* Exercise prompt: Write out the full set of records exactly. Any pictures in them do not belong in the copy.

* Information given:
════════════════
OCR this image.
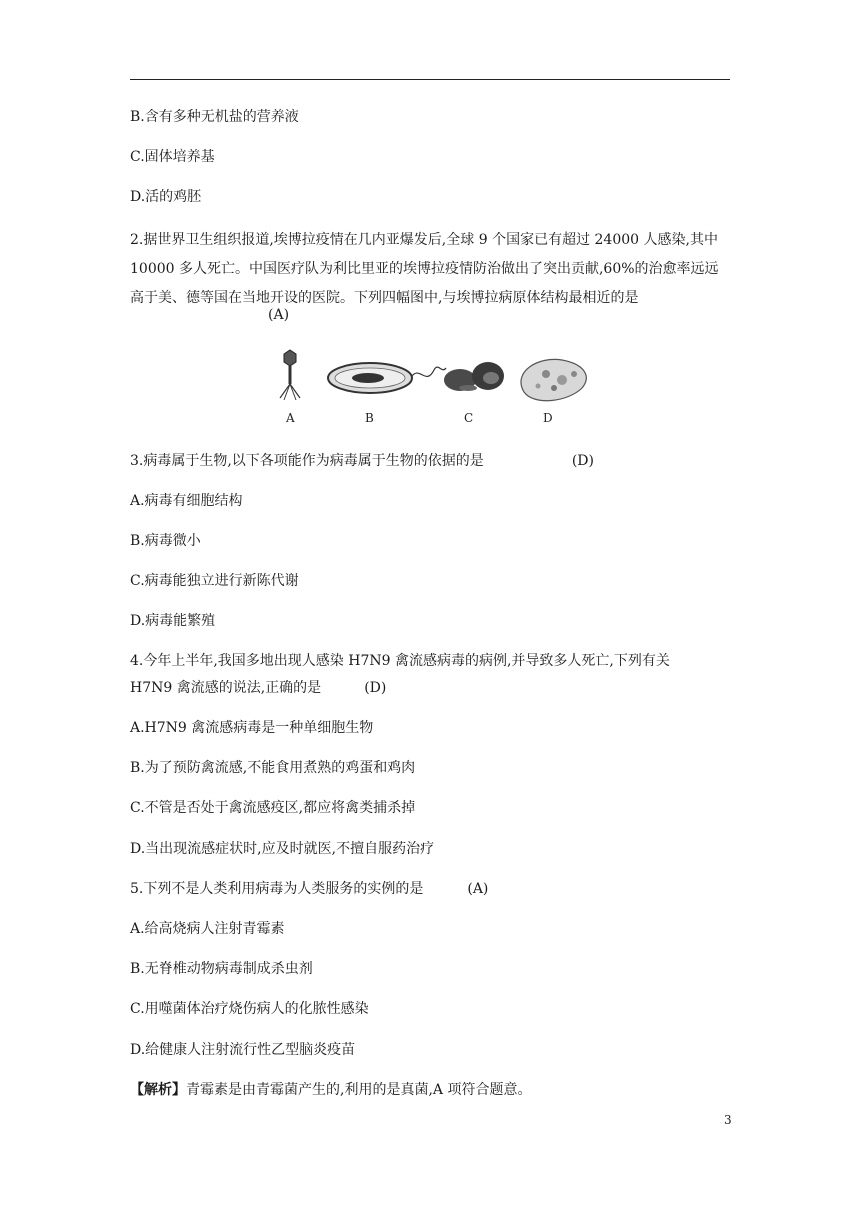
B.含有多种无机盐的营养液
C.固体培养基
D.活的鸡胚
2.据世界卫生组织报道,埃博拉疫情在几内亚爆发后,全球 9 个国家已有超过 24000 人感染,其中 10000 多人死亡。中国医疗队为利比里亚的埃博拉疫情防治做出了突出贡献,60%的治愈率远远高于美、德等国在当地开设的医院。下列四幅图中,与埃博拉病原体结构最相近的是
(A)
A	B	C	D
3.病毒属于生物,以下各项能作为病毒属于生物的依据的是	(D)
A.病毒有细胞结构
B.病毒微小
C.病毒能独立进行新陈代谢
D.病毒能繁殖
4.今年上半年,我国多地出现人感染 H7N9 禽流感病毒的病例,并导致多人死亡,下列有关
H7N9 禽流感的说法,正确的是	(D)
A.H7N9 禽流感病毒是一种单细胞生物
B.为了预防禽流感,不能食用煮熟的鸡蛋和鸡肉
C.不管是否处于禽流感疫区,都应将禽类捕杀掉
D.当出现流感症状时,应及时就医,不擅自服药治疗
5.下列不是人类利用病毒为人类服务的实例的是	(A)
A.给高烧病人注射青霉素
B.无脊椎动物病毒制成杀虫剂
C.用噬菌体治疗烧伤病人的化脓性感染
D.给健康人注射流行性乙型脑炎疫苗
【解析】青霉素是由青霉菌产生的,利用的是真菌,A 项符合题意。
3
════════════════
* Output:
OCR this image.
B.含有多种无机盐的营养液
C.固体培养基
D.活的鸡胚
2.据世界卫生组织报道,埃博拉疫情在几内亚爆发后,全球 9 个国家已有超过 24000 人感染,其中 10000 多人死亡。中国医疗队为利比里亚的埃博拉疫情防治做出了突出贡献,60%的治愈率远远高于美、德等国在当地开设的医院。下列四幅图中,与埃博拉病原体结构最相近的是
(A)
A	B	C	D
3.病毒属于生物,以下各项能作为病毒属于生物的依据的是	(D)
A.病毒有细胞结构
B.病毒微小
C.病毒能独立进行新陈代谢
D.病毒能繁殖
4.今年上半年,我国多地出现人感染 H7N9 禽流感病毒的病例,并导致多人死亡,下列有关
H7N9 禽流感的说法,正确的是	(D)
A.H7N9 禽流感病毒是一种单细胞生物
B.为了预防禽流感,不能食用煮熟的鸡蛋和鸡肉
C.不管是否处于禽流感疫区,都应将禽类捕杀掉
D.当出现流感症状时,应及时就医,不擅自服药治疗
5.下列不是人类利用病毒为人类服务的实例的是	(A)
A.给高烧病人注射青霉素
B.无脊椎动物病毒制成杀虫剂
C.用噬菌体治疗烧伤病人的化脓性感染
D.给健康人注射流行性乙型脑炎疫苗
【解析】青霉素是由青霉菌产生的,利用的是真菌,A 项符合题意。
3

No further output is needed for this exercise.